Request:
Extract each line of the records below that contains the word "this".

'''

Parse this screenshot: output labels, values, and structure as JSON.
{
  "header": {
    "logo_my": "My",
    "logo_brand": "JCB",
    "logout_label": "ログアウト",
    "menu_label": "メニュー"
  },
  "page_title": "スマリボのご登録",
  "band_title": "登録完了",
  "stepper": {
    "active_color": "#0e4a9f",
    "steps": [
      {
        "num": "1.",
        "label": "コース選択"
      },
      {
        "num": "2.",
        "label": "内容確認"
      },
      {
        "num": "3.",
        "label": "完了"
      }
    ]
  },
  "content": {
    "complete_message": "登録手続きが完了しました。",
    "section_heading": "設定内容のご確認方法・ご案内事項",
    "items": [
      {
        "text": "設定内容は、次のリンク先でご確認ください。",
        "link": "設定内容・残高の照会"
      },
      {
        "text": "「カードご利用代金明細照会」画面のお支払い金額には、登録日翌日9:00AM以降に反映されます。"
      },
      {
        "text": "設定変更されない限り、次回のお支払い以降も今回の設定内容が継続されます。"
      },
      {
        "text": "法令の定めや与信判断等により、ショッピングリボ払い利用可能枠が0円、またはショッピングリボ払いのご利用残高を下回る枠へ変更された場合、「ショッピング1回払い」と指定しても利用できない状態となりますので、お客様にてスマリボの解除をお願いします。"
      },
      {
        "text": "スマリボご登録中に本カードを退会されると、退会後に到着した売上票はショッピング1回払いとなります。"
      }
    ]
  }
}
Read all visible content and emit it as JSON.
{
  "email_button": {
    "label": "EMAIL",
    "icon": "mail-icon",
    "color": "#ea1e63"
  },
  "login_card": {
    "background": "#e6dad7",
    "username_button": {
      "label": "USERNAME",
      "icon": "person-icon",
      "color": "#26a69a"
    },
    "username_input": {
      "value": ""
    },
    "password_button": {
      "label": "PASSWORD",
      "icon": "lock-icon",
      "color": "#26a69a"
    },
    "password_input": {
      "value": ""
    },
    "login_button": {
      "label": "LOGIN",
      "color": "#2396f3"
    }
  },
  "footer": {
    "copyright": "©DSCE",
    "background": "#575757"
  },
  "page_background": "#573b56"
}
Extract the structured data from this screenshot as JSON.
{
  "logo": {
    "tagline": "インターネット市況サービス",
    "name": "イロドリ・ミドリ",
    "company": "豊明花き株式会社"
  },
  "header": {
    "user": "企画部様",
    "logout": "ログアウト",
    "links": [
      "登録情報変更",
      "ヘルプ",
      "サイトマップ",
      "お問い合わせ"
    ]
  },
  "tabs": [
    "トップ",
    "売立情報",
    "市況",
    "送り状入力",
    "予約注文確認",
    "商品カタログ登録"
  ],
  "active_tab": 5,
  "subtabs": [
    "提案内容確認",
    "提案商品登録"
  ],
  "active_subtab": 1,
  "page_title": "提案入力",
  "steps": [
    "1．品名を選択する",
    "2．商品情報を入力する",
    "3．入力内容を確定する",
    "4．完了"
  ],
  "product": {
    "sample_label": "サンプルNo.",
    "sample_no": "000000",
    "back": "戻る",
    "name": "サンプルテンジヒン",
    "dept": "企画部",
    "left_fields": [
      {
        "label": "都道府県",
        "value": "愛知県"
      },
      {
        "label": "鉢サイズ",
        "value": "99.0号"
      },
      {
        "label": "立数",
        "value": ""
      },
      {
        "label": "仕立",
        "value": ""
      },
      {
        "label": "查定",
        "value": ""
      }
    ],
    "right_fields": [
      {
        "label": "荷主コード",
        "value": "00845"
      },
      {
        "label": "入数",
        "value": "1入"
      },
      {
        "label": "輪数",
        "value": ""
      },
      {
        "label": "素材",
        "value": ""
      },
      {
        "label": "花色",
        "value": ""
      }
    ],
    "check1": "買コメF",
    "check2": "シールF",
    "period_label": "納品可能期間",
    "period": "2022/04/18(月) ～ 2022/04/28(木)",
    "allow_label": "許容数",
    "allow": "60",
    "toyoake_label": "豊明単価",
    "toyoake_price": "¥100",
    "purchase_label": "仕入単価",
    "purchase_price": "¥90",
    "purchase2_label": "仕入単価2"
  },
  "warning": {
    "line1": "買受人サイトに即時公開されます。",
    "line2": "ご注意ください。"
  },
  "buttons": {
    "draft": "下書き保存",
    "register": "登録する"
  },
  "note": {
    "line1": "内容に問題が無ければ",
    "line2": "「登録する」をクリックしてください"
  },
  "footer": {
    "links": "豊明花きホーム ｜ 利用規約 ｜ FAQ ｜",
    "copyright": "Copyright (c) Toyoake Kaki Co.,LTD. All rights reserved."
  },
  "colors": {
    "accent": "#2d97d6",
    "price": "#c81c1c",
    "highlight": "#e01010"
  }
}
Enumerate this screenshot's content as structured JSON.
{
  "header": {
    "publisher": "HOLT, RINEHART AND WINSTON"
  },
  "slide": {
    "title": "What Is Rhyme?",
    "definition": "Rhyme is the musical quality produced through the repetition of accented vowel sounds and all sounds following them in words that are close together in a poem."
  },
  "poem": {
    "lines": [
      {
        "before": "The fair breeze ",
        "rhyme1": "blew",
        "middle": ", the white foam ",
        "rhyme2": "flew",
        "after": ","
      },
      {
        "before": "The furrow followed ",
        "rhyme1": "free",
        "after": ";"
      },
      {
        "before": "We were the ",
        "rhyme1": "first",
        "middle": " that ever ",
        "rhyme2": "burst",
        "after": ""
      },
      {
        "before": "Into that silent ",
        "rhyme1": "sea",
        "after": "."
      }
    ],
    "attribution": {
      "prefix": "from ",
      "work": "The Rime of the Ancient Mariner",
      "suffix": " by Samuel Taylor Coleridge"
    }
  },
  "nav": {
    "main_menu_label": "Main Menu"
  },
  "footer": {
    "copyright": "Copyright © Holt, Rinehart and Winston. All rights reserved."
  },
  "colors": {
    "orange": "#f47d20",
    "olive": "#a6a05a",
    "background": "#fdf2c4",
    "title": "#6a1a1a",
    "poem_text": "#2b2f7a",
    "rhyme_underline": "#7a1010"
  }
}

'''

Complete response:
Parse this screenshot: output labels, values, and structure as JSON.
Extract the structured data from this screenshot as JSON.
Enumerate this screenshot's content as structured JSON.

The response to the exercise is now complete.